'''

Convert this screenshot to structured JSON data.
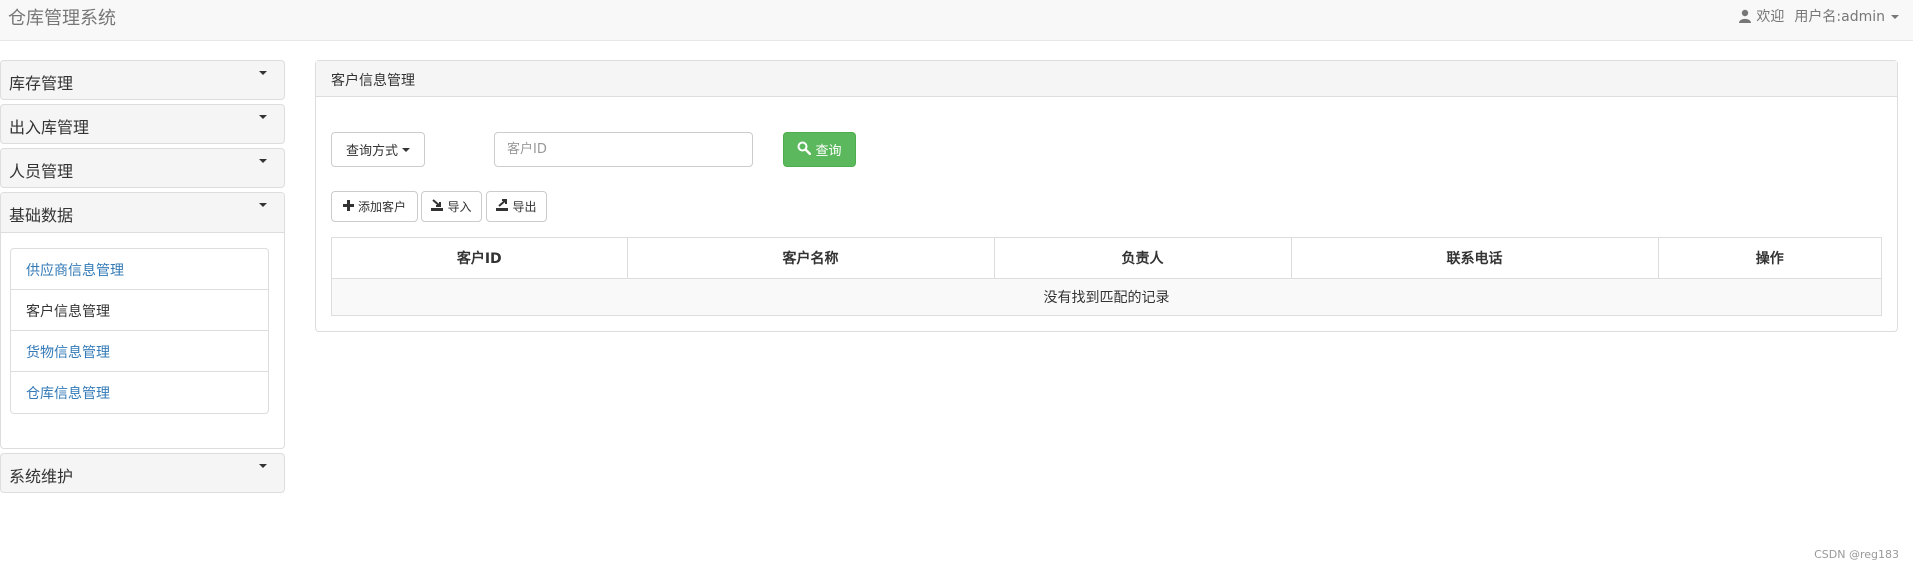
{
  "app": {
    "title": "仓库管理系统",
    "welcome": "欢迎",
    "user_label": "用户名:admin"
  },
  "sidebar": {
    "sections": [
      {
        "label": "库存管理"
      },
      {
        "label": "出入库管理"
      },
      {
        "label": "人员管理"
      },
      {
        "label": "基础数据",
        "open": true
      },
      {
        "label": "系统维护"
      }
    ],
    "sub_items": [
      {
        "label": "供应商信息管理"
      },
      {
        "label": "客户信息管理",
        "active": true
      },
      {
        "label": "货物信息管理"
      },
      {
        "label": "仓库信息管理"
      }
    ]
  },
  "main": {
    "panel_title": "客户信息管理",
    "query_mode_label": "查询方式",
    "search_placeholder": "客户ID",
    "search_value": "",
    "search_button": "查询",
    "add_button": "添加客户",
    "import_button": "导入",
    "export_button": "导出",
    "table": {
      "columns": [
        "客户ID",
        "客户名称",
        "负责人",
        "联系电话",
        "操作"
      ],
      "empty_text": "没有找到匹配的记录"
    }
  },
  "watermark": "CSDN @reg183",
  "colors": {
    "success": "#5cb85c",
    "link": "#337ab7",
    "navbar_bg": "#f8f8f8"
  },
  "icons": [
    "user-icon",
    "caret-down-icon",
    "search-icon",
    "plus-icon",
    "import-icon",
    "export-icon"
  ]
}
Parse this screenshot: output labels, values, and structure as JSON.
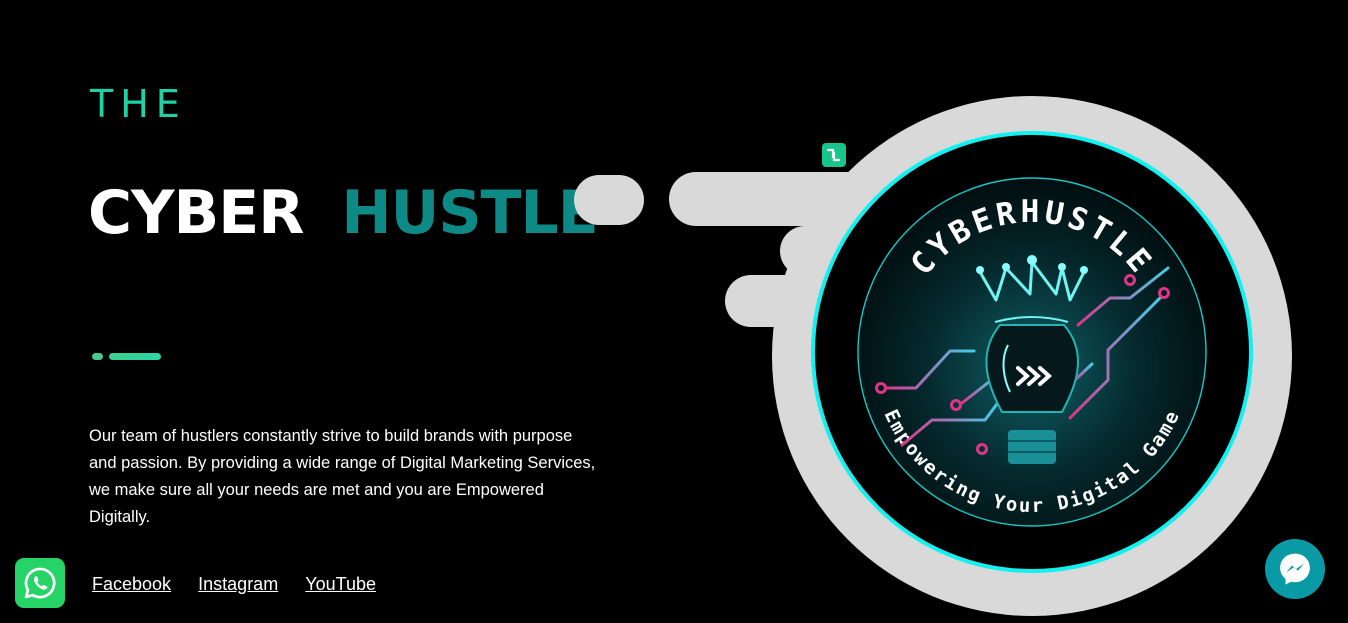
{
  "hero": {
    "kicker": "THE",
    "title_part1": "CYBER",
    "title_part2": "HUSTLE",
    "description": "Our team of hustlers constantly strive to build brands with purpose and passion. By providing a wide range of Digital Marketing Services, we make sure all your needs are met and you are Empowered Digitally."
  },
  "social_links": [
    {
      "label": "Facebook"
    },
    {
      "label": "Instagram"
    },
    {
      "label": "YouTube"
    }
  ],
  "logo": {
    "top_text": "CYBERHUSTLE",
    "bottom_text": "Empowering Your Digital Game",
    "icon": "lightbulb-crown-icon"
  },
  "floating_buttons": {
    "whatsapp_icon": "whatsapp-icon",
    "messenger_icon": "messenger-icon"
  },
  "colors": {
    "background": "#000000",
    "kicker": "#1fd1a4",
    "title_accent": "#0d8a86",
    "ring_cyan": "#12f0f0",
    "pill_gray": "#d9d9d9",
    "whatsapp_green": "#25d366",
    "messenger_teal": "#0a9aa6"
  }
}
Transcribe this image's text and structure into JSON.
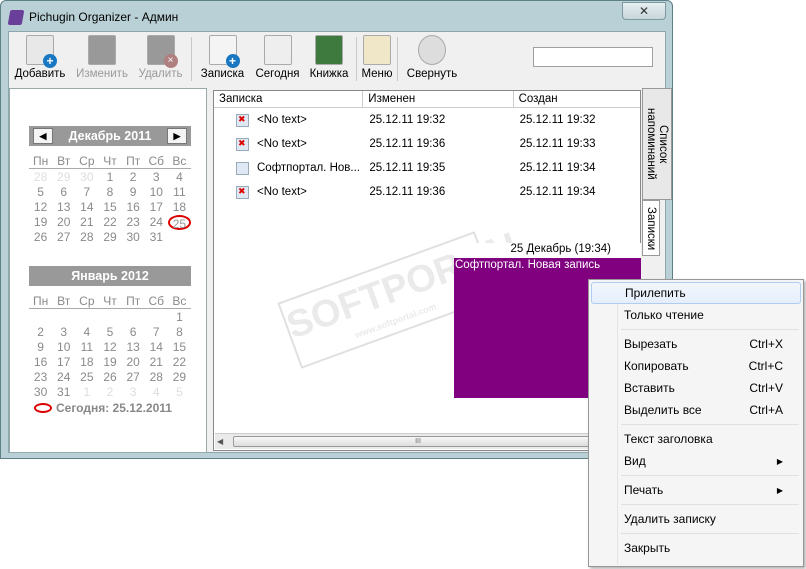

'''

Task description:
Output all of the records exactly as they appear above, but not the pictures.

Task result:
Convert this screenshot to structured JSON data.
{
  "app": {
    "title": "仓库管理系统",
    "welcome": "欢迎",
    "user_label": "用户名:admin"
  },
  "sidebar": {
    "sections": [
      {
        "label": "库存管理"
      },
      {
        "label": "出入库管理"
      },
      {
        "label": "人员管理"
      },
      {
        "label": "基础数据",
        "open": true
      },
      {
        "label": "系统维护"
      }
    ],
    "sub_items": [
      {
        "label": "供应商信息管理"
      },
      {
        "label": "客户信息管理",
        "active": true
      },
      {
        "label": "货物信息管理"
      },
      {
        "label": "仓库信息管理"
      }
    ]
  },
  "main": {
    "panel_title": "客户信息管理",
    "query_mode_label": "查询方式",
    "search_placeholder": "客户ID",
    "search_value": "",
    "search_button": "查询",
    "add_button": "添加客户",
    "import_button": "导入",
    "export_button": "导出",
    "table": {
      "columns": [
        "客户ID",
        "客户名称",
        "负责人",
        "联系电话",
        "操作"
      ],
      "empty_text": "没有找到匹配的记录"
    }
  },
  "watermark": "CSDN @reg183",
  "colors": {
    "success": "#5cb85c",
    "link": "#337ab7",
    "navbar_bg": "#f8f8f8"
  },
  "icons": [
    "user-icon",
    "caret-down-icon",
    "search-icon",
    "plus-icon",
    "import-icon",
    "export-icon"
  ]
}
Parse this screenshot: output labels, values, and structure as JSON.
{
  "hero": {
    "kicker": "THE",
    "title_part1": "CYBER",
    "title_part2": "HUSTLE",
    "description": "Our team of hustlers constantly strive to build brands with purpose and passion. By providing a wide range of Digital Marketing Services, we make sure all your needs are met and you are Empowered Digitally."
  },
  "social_links": [
    {
      "label": "Facebook"
    },
    {
      "label": "Instagram"
    },
    {
      "label": "YouTube"
    }
  ],
  "logo": {
    "top_text": "CYBERHUSTLE",
    "bottom_text": "Empowering Your Digital Game",
    "icon": "lightbulb-crown-icon"
  },
  "floating_buttons": {
    "whatsapp_icon": "whatsapp-icon",
    "messenger_icon": "messenger-icon"
  },
  "colors": {
    "background": "#000000",
    "kicker": "#1fd1a4",
    "title_accent": "#0d8a86",
    "ring_cyan": "#12f0f0",
    "pill_gray": "#d9d9d9",
    "whatsapp_green": "#25d366",
    "messenger_teal": "#0a9aa6"
  }
}
Transcribe this image's text and structure into JSON.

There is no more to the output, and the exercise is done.